Pictures within the data are to be left out; everything else must be reproduced exactly.
>> begin Working data
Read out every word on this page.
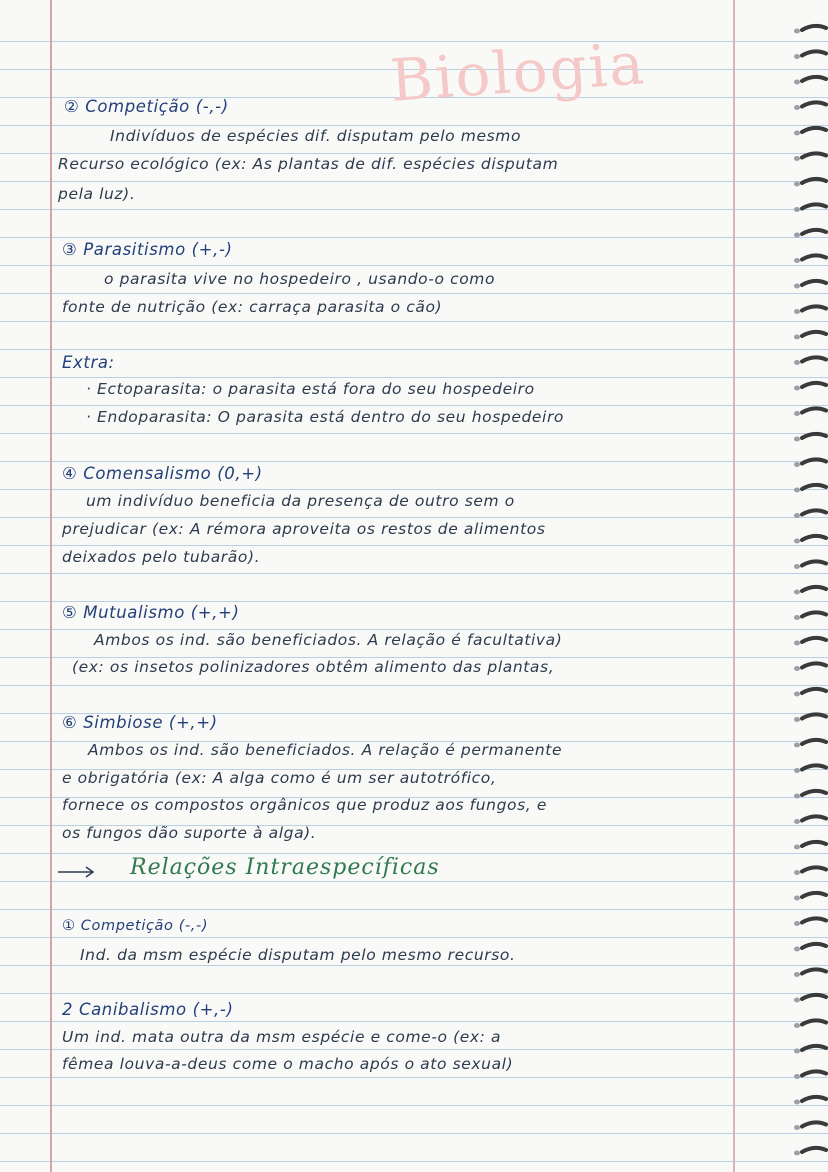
Biologia
② Competição (-,-)
Indivíduos de espécies dif. disputam pelo mesmo
Recurso ecológico (ex: As plantas de dif. espécies disputam
pela luz).
③ Parasitismo (+,-)
o parasita vive no hospedeiro , usando-o como
fonte de nutrição (ex: carraça parasita o cão)
Extra:
· Ectoparasita: o parasita está fora do seu hospedeiro
· Endoparasita: O parasita está dentro do seu hospedeiro
④ Comensalismo (0,+)
um indivíduo beneficia da presença de outro sem o
prejudicar (ex: A rémora aproveita os restos de alimentos
deixados pelo tubarão).
⑤ Mutualismo (+,+)
Ambos os ind. são beneficiados. A relação é facultativa)
(ex: os insetos polinizadores obtêm alimento das plantas,
⑥ Simbiose (+,+)
Ambos os ind. são beneficiados. A relação é permanente
e obrigatória (ex: A alga como é um ser autotrófico,
fornece os compostos orgânicos que produz aos fungos, e
os fungos dão suporte à alga).
Relações Intraespecíficas
① Competição (-,-)
Ind. da msm espécie disputam pelo mesmo recurso.
2 Canibalismo (+,-)
Um ind. mata outra da msm espécie e come-o (ex: a
fêmea louva-a-deus come o macho após o ato sexual)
>> end Working data
Response below.
Read out every word on this page.
Biologia
② Competição (-,-)
Indivíduos de espécies dif. disputam pelo mesmo
Recurso ecológico (ex: As plantas de dif. espécies disputam
pela luz).
③ Parasitismo (+,-)
o parasita vive no hospedeiro , usando-o como
fonte de nutrição (ex: carraça parasita o cão)
Extra:
· Ectoparasita: o parasita está fora do seu hospedeiro
· Endoparasita: O parasita está dentro do seu hospedeiro
④ Comensalismo (0,+)
um indivíduo beneficia da presença de outro sem o
prejudicar (ex: A rémora aproveita os restos de alimentos
deixados pelo tubarão).
⑤ Mutualismo (+,+)
Ambos os ind. são beneficiados. A relação é facultativa)
(ex: os insetos polinizadores obtêm alimento das plantas,
⑥ Simbiose (+,+)
Ambos os ind. são beneficiados. A relação é permanente
e obrigatória (ex: A alga como é um ser autotrófico,
fornece os compostos orgânicos que produz aos fungos, e
os fungos dão suporte à alga).
Relações Intraespecíficas
① Competição (-,-)
Ind. da msm espécie disputam pelo mesmo recurso.
2 Canibalismo (+,-)
Um ind. mata outra da msm espécie e come-o (ex: a
fêmea louva-a-deus come o macho após o ato sexual)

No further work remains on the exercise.